- [Task statement]
Skip any picture you find and retype all the remaining lines exactly.

--- Begin Input rows ---

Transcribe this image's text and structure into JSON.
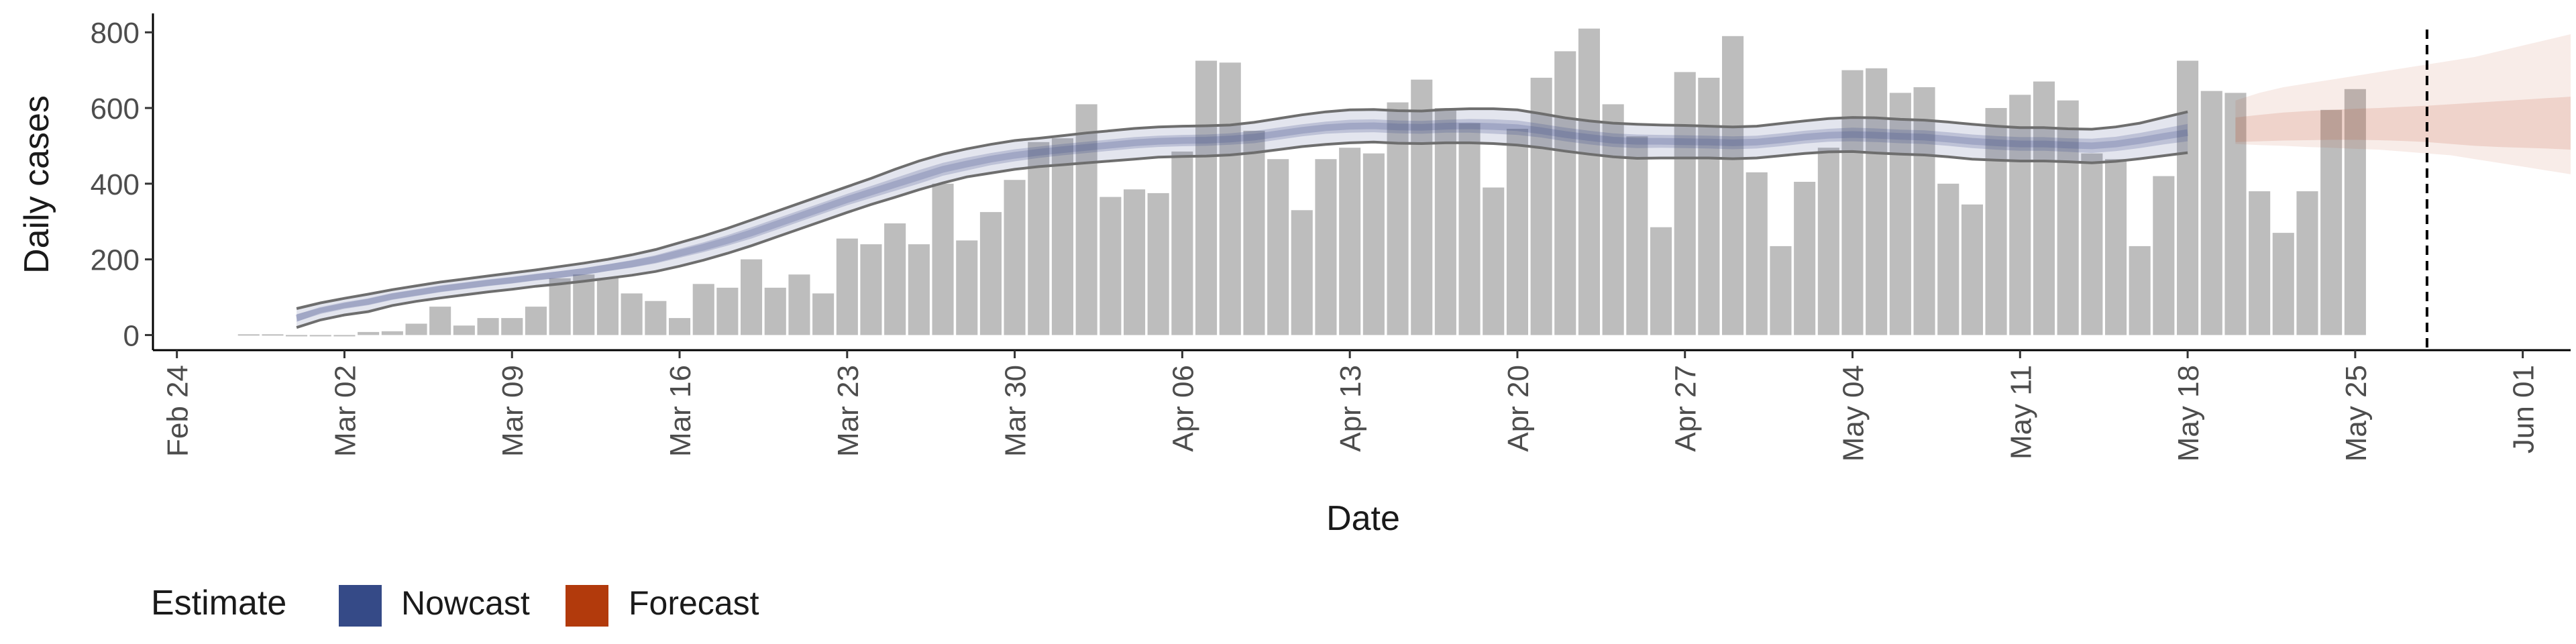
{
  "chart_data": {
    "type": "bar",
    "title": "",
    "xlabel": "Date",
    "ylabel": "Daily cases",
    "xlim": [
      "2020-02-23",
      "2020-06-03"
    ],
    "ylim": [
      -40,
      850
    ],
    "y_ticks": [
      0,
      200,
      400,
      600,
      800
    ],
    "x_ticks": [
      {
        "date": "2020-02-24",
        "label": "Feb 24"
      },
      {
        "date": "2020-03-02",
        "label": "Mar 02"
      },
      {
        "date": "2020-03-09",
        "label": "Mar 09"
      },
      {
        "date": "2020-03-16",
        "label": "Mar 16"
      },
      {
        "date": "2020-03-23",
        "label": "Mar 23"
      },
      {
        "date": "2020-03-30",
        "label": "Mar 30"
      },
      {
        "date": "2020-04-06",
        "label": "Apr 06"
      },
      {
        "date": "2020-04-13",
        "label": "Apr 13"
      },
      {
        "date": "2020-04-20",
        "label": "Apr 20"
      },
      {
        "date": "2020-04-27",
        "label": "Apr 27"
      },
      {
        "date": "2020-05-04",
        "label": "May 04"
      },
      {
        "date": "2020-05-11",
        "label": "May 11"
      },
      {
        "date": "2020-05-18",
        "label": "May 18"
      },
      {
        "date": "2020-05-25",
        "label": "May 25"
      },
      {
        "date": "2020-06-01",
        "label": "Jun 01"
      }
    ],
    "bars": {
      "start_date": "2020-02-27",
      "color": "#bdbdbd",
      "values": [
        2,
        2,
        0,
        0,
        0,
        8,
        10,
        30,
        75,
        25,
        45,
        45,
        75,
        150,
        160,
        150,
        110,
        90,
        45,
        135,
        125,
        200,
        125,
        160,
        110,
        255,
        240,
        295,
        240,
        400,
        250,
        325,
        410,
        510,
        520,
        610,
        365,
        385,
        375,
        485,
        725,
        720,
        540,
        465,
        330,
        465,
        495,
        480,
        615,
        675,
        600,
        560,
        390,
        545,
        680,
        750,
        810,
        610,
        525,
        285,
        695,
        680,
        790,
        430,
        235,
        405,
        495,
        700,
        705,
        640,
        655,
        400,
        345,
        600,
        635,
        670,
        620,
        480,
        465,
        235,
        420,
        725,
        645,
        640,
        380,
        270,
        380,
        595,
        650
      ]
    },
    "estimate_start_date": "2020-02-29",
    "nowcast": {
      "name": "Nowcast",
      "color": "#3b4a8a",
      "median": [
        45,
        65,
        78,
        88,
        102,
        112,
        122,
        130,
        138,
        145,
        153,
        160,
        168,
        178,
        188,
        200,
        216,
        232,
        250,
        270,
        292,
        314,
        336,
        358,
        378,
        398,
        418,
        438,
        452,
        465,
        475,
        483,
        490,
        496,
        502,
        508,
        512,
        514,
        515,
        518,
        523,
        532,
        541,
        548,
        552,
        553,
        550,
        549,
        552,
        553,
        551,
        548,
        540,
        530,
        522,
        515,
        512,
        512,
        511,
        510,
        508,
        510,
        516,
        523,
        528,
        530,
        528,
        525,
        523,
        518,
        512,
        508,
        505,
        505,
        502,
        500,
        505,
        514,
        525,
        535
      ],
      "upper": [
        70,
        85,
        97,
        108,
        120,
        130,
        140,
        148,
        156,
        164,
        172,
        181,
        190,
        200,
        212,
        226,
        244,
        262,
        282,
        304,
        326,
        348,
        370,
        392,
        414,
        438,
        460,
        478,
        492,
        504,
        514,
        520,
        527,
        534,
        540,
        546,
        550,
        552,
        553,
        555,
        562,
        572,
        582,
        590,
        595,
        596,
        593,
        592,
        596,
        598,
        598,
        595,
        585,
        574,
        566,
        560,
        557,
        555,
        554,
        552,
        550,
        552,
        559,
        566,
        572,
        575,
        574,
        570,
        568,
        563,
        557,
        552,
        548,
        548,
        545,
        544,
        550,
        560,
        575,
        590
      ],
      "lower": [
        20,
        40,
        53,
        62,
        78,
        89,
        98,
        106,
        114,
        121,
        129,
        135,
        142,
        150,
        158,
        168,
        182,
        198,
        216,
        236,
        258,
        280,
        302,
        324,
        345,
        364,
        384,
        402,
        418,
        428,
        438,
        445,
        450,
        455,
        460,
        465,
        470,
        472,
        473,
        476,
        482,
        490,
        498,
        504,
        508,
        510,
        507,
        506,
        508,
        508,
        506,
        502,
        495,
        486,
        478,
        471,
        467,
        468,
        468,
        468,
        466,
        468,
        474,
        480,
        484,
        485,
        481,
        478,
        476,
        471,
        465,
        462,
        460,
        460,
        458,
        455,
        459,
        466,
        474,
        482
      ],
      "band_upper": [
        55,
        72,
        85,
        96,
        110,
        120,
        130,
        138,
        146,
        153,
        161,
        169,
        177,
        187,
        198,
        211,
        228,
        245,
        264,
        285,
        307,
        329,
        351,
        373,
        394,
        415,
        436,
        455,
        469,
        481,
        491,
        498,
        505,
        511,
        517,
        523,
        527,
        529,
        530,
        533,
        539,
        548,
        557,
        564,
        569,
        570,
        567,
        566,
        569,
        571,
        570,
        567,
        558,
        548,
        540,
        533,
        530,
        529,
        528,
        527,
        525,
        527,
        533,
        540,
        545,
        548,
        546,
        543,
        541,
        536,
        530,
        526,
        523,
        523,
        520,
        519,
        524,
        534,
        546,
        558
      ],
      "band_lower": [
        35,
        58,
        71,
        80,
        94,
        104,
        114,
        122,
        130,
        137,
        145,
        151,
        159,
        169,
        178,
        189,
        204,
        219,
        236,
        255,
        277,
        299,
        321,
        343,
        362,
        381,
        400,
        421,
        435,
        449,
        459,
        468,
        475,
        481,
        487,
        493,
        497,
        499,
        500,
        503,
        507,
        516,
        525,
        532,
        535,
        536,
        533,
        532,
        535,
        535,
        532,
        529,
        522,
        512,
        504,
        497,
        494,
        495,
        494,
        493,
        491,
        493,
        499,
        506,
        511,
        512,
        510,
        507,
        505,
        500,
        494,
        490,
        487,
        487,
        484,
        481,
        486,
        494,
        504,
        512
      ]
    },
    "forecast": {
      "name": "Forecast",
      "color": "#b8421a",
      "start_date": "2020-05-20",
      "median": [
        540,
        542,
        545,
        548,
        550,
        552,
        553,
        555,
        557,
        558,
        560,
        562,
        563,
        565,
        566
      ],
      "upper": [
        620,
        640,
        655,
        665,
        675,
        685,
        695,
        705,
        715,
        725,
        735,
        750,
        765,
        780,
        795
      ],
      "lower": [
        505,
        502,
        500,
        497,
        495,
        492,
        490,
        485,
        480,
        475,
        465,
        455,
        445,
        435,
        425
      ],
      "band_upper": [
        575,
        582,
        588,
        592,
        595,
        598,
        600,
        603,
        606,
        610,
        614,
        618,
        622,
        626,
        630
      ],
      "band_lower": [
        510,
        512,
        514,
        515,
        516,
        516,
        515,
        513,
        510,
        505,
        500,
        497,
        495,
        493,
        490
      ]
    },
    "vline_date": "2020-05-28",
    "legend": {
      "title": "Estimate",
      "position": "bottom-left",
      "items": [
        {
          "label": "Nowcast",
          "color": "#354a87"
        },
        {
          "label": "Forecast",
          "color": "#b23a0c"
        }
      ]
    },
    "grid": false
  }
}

--- End Input rows ---

- [Task answer]
Transcribe this image's text and structure into JSON.
{
  "chart_data": {
    "type": "bar",
    "title": "",
    "xlabel": "Date",
    "ylabel": "Daily cases",
    "xlim": [
      "2020-02-23",
      "2020-06-03"
    ],
    "ylim": [
      -40,
      850
    ],
    "y_ticks": [
      0,
      200,
      400,
      600,
      800
    ],
    "x_ticks": [
      {
        "date": "2020-02-24",
        "label": "Feb 24"
      },
      {
        "date": "2020-03-02",
        "label": "Mar 02"
      },
      {
        "date": "2020-03-09",
        "label": "Mar 09"
      },
      {
        "date": "2020-03-16",
        "label": "Mar 16"
      },
      {
        "date": "2020-03-23",
        "label": "Mar 23"
      },
      {
        "date": "2020-03-30",
        "label": "Mar 30"
      },
      {
        "date": "2020-04-06",
        "label": "Apr 06"
      },
      {
        "date": "2020-04-13",
        "label": "Apr 13"
      },
      {
        "date": "2020-04-20",
        "label": "Apr 20"
      },
      {
        "date": "2020-04-27",
        "label": "Apr 27"
      },
      {
        "date": "2020-05-04",
        "label": "May 04"
      },
      {
        "date": "2020-05-11",
        "label": "May 11"
      },
      {
        "date": "2020-05-18",
        "label": "May 18"
      },
      {
        "date": "2020-05-25",
        "label": "May 25"
      },
      {
        "date": "2020-06-01",
        "label": "Jun 01"
      }
    ],
    "bars": {
      "start_date": "2020-02-27",
      "color": "#bdbdbd",
      "values": [
        2,
        2,
        0,
        0,
        0,
        8,
        10,
        30,
        75,
        25,
        45,
        45,
        75,
        150,
        160,
        150,
        110,
        90,
        45,
        135,
        125,
        200,
        125,
        160,
        110,
        255,
        240,
        295,
        240,
        400,
        250,
        325,
        410,
        510,
        520,
        610,
        365,
        385,
        375,
        485,
        725,
        720,
        540,
        465,
        330,
        465,
        495,
        480,
        615,
        675,
        600,
        560,
        390,
        545,
        680,
        750,
        810,
        610,
        525,
        285,
        695,
        680,
        790,
        430,
        235,
        405,
        495,
        700,
        705,
        640,
        655,
        400,
        345,
        600,
        635,
        670,
        620,
        480,
        465,
        235,
        420,
        725,
        645,
        640,
        380,
        270,
        380,
        595,
        650
      ]
    },
    "estimate_start_date": "2020-02-29",
    "nowcast": {
      "name": "Nowcast",
      "color": "#3b4a8a",
      "median": [
        45,
        65,
        78,
        88,
        102,
        112,
        122,
        130,
        138,
        145,
        153,
        160,
        168,
        178,
        188,
        200,
        216,
        232,
        250,
        270,
        292,
        314,
        336,
        358,
        378,
        398,
        418,
        438,
        452,
        465,
        475,
        483,
        490,
        496,
        502,
        508,
        512,
        514,
        515,
        518,
        523,
        532,
        541,
        548,
        552,
        553,
        550,
        549,
        552,
        553,
        551,
        548,
        540,
        530,
        522,
        515,
        512,
        512,
        511,
        510,
        508,
        510,
        516,
        523,
        528,
        530,
        528,
        525,
        523,
        518,
        512,
        508,
        505,
        505,
        502,
        500,
        505,
        514,
        525,
        535
      ],
      "upper": [
        70,
        85,
        97,
        108,
        120,
        130,
        140,
        148,
        156,
        164,
        172,
        181,
        190,
        200,
        212,
        226,
        244,
        262,
        282,
        304,
        326,
        348,
        370,
        392,
        414,
        438,
        460,
        478,
        492,
        504,
        514,
        520,
        527,
        534,
        540,
        546,
        550,
        552,
        553,
        555,
        562,
        572,
        582,
        590,
        595,
        596,
        593,
        592,
        596,
        598,
        598,
        595,
        585,
        574,
        566,
        560,
        557,
        555,
        554,
        552,
        550,
        552,
        559,
        566,
        572,
        575,
        574,
        570,
        568,
        563,
        557,
        552,
        548,
        548,
        545,
        544,
        550,
        560,
        575,
        590
      ],
      "lower": [
        20,
        40,
        53,
        62,
        78,
        89,
        98,
        106,
        114,
        121,
        129,
        135,
        142,
        150,
        158,
        168,
        182,
        198,
        216,
        236,
        258,
        280,
        302,
        324,
        345,
        364,
        384,
        402,
        418,
        428,
        438,
        445,
        450,
        455,
        460,
        465,
        470,
        472,
        473,
        476,
        482,
        490,
        498,
        504,
        508,
        510,
        507,
        506,
        508,
        508,
        506,
        502,
        495,
        486,
        478,
        471,
        467,
        468,
        468,
        468,
        466,
        468,
        474,
        480,
        484,
        485,
        481,
        478,
        476,
        471,
        465,
        462,
        460,
        460,
        458,
        455,
        459,
        466,
        474,
        482
      ],
      "band_upper": [
        55,
        72,
        85,
        96,
        110,
        120,
        130,
        138,
        146,
        153,
        161,
        169,
        177,
        187,
        198,
        211,
        228,
        245,
        264,
        285,
        307,
        329,
        351,
        373,
        394,
        415,
        436,
        455,
        469,
        481,
        491,
        498,
        505,
        511,
        517,
        523,
        527,
        529,
        530,
        533,
        539,
        548,
        557,
        564,
        569,
        570,
        567,
        566,
        569,
        571,
        570,
        567,
        558,
        548,
        540,
        533,
        530,
        529,
        528,
        527,
        525,
        527,
        533,
        540,
        545,
        548,
        546,
        543,
        541,
        536,
        530,
        526,
        523,
        523,
        520,
        519,
        524,
        534,
        546,
        558
      ],
      "band_lower": [
        35,
        58,
        71,
        80,
        94,
        104,
        114,
        122,
        130,
        137,
        145,
        151,
        159,
        169,
        178,
        189,
        204,
        219,
        236,
        255,
        277,
        299,
        321,
        343,
        362,
        381,
        400,
        421,
        435,
        449,
        459,
        468,
        475,
        481,
        487,
        493,
        497,
        499,
        500,
        503,
        507,
        516,
        525,
        532,
        535,
        536,
        533,
        532,
        535,
        535,
        532,
        529,
        522,
        512,
        504,
        497,
        494,
        495,
        494,
        493,
        491,
        493,
        499,
        506,
        511,
        512,
        510,
        507,
        505,
        500,
        494,
        490,
        487,
        487,
        484,
        481,
        486,
        494,
        504,
        512
      ]
    },
    "forecast": {
      "name": "Forecast",
      "color": "#b8421a",
      "start_date": "2020-05-20",
      "median": [
        540,
        542,
        545,
        548,
        550,
        552,
        553,
        555,
        557,
        558,
        560,
        562,
        563,
        565,
        566
      ],
      "upper": [
        620,
        640,
        655,
        665,
        675,
        685,
        695,
        705,
        715,
        725,
        735,
        750,
        765,
        780,
        795
      ],
      "lower": [
        505,
        502,
        500,
        497,
        495,
        492,
        490,
        485,
        480,
        475,
        465,
        455,
        445,
        435,
        425
      ],
      "band_upper": [
        575,
        582,
        588,
        592,
        595,
        598,
        600,
        603,
        606,
        610,
        614,
        618,
        622,
        626,
        630
      ],
      "band_lower": [
        510,
        512,
        514,
        515,
        516,
        516,
        515,
        513,
        510,
        505,
        500,
        497,
        495,
        493,
        490
      ]
    },
    "vline_date": "2020-05-28",
    "legend": {
      "title": "Estimate",
      "position": "bottom-left",
      "items": [
        {
          "label": "Nowcast",
          "color": "#354a87"
        },
        {
          "label": "Forecast",
          "color": "#b23a0c"
        }
      ]
    },
    "grid": false
  }
}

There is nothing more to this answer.